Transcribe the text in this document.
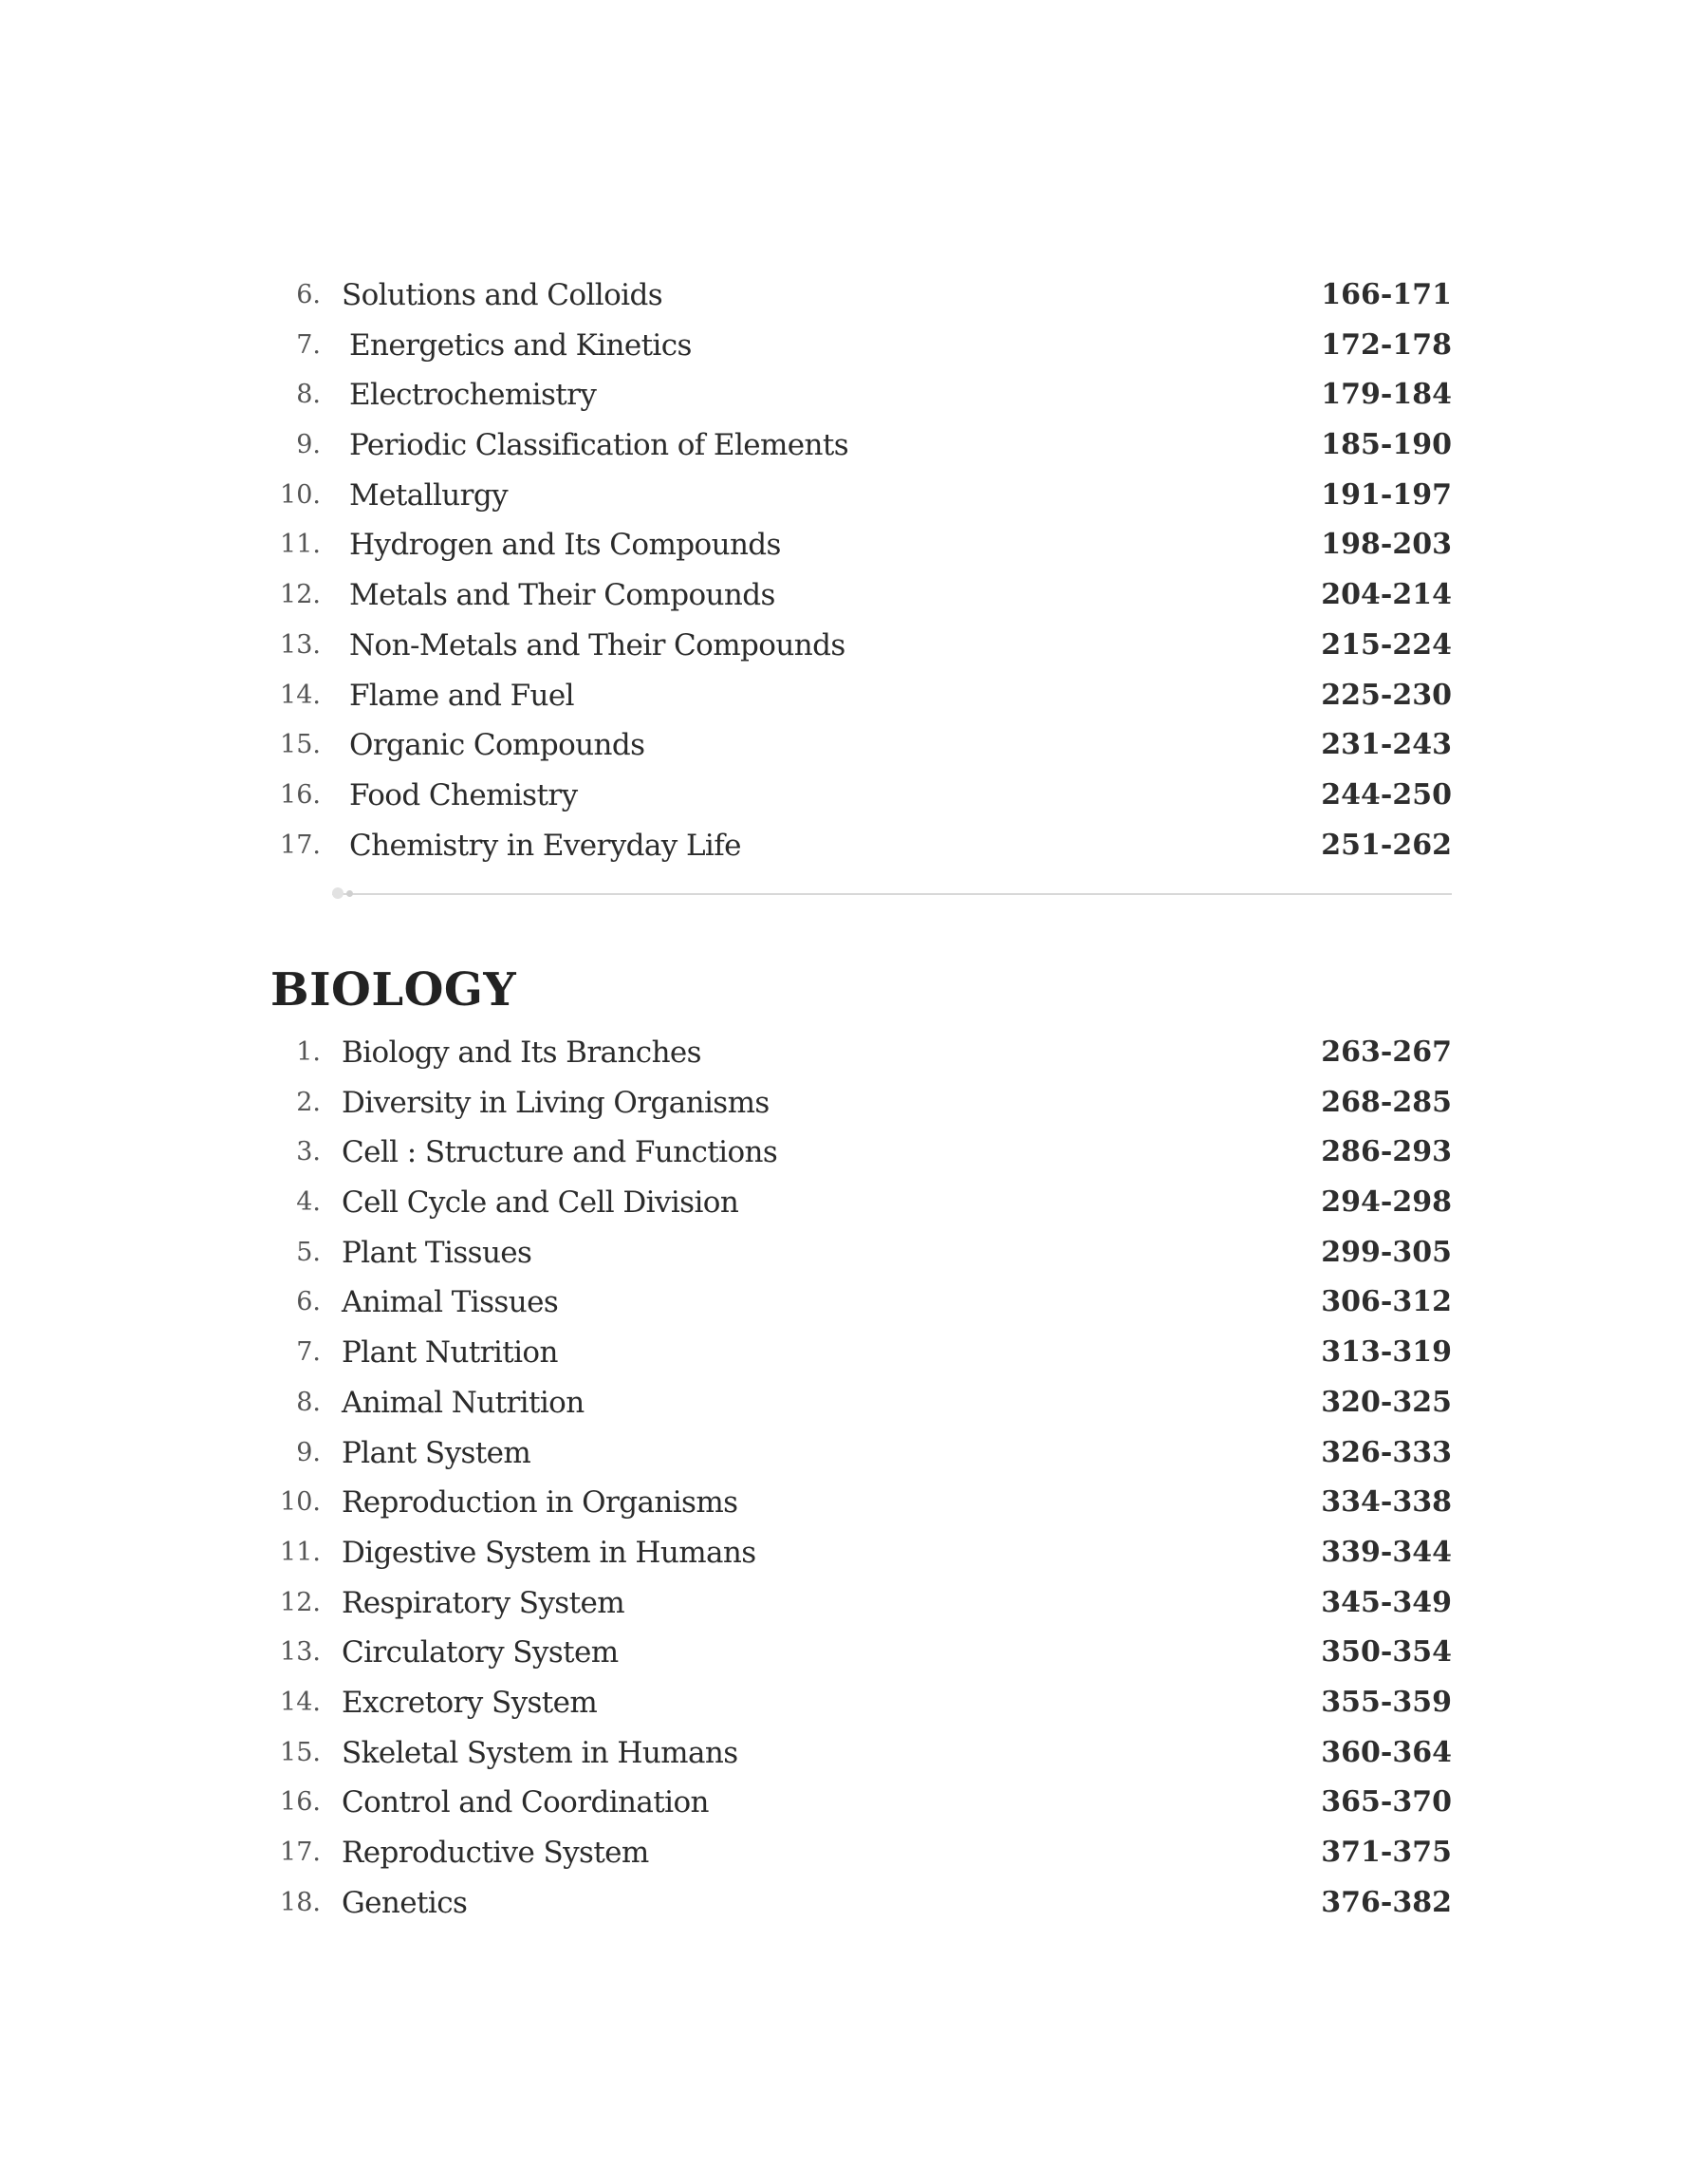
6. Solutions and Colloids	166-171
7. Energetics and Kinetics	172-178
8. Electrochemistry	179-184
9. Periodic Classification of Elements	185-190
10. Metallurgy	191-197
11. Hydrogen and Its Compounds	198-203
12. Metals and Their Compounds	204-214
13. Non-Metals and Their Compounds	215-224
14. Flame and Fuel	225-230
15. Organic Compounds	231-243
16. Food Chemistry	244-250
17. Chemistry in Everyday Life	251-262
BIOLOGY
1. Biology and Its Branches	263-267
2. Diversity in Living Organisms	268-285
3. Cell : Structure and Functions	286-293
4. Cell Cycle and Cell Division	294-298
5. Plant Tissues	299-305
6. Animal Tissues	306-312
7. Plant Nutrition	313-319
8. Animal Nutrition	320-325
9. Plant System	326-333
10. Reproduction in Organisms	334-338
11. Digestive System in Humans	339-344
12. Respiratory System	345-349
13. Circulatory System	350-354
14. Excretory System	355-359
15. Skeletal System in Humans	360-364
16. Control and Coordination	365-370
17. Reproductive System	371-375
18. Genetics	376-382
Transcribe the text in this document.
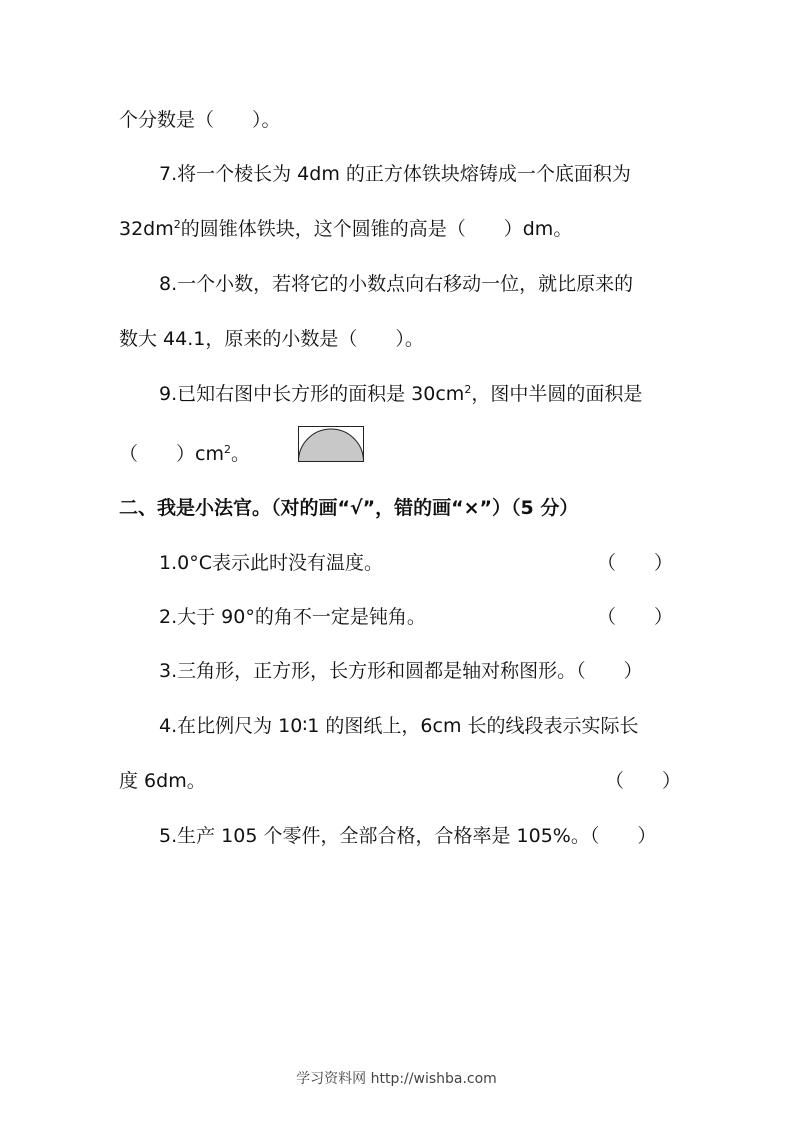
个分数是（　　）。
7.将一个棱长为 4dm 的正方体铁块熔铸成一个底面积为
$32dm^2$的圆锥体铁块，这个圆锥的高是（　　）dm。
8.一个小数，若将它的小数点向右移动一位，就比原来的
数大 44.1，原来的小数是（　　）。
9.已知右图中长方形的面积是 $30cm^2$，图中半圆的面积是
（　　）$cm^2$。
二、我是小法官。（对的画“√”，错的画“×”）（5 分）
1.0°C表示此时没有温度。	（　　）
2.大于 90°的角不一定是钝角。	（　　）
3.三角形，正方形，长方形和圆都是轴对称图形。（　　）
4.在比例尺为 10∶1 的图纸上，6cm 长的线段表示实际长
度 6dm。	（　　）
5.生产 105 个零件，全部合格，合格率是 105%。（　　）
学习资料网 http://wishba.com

★ ★ ★ ★

All records above are to be printed exactly, minus the pictures they contain.

COMPLETED EXERCISE »
Transcribe the text in this document.
6. Solutions and Colloids	166-171
7. Energetics and Kinetics	172-178
8. Electrochemistry	179-184
9. Periodic Classification of Elements	185-190
10. Metallurgy	191-197
11. Hydrogen and Its Compounds	198-203
12. Metals and Their Compounds	204-214
13. Non-Metals and Their Compounds	215-224
14. Flame and Fuel	225-230
15. Organic Compounds	231-243
16. Food Chemistry	244-250
17. Chemistry in Everyday Life	251-262
BIOLOGY
1. Biology and Its Branches	263-267
2. Diversity in Living Organisms	268-285
3. Cell : Structure and Functions	286-293
4. Cell Cycle and Cell Division	294-298
5. Plant Tissues	299-305
6. Animal Tissues	306-312
7. Plant Nutrition	313-319
8. Animal Nutrition	320-325
9. Plant System	326-333
10. Reproduction in Organisms	334-338
11. Digestive System in Humans	339-344
12. Respiratory System	345-349
13. Circulatory System	350-354
14. Excretory System	355-359
15. Skeletal System in Humans	360-364
16. Control and Coordination	365-370
17. Reproductive System	371-375
18. Genetics	376-382
Transcribe the text in this document.
个分数是（　　）。
7.将一个棱长为 4dm 的正方体铁块熔铸成一个底面积为
$32dm^2$的圆锥体铁块，这个圆锥的高是（　　）dm。
8.一个小数，若将它的小数点向右移动一位，就比原来的
数大 44.1，原来的小数是（　　）。
9.已知右图中长方形的面积是 $30cm^2$，图中半圆的面积是
（　　）$cm^2$。
二、我是小法官。（对的画“√”，错的画“×”）（5 分）
1.0°C表示此时没有温度。	（　　）
2.大于 90°的角不一定是钝角。	（　　）
3.三角形，正方形，长方形和圆都是轴对称图形。（　　）
4.在比例尺为 10∶1 的图纸上，6cm 长的线段表示实际长
度 6dm。	（　　）
5.生产 105 个零件，全部合格，合格率是 105%。（　　）
学习资料网 http://wishba.com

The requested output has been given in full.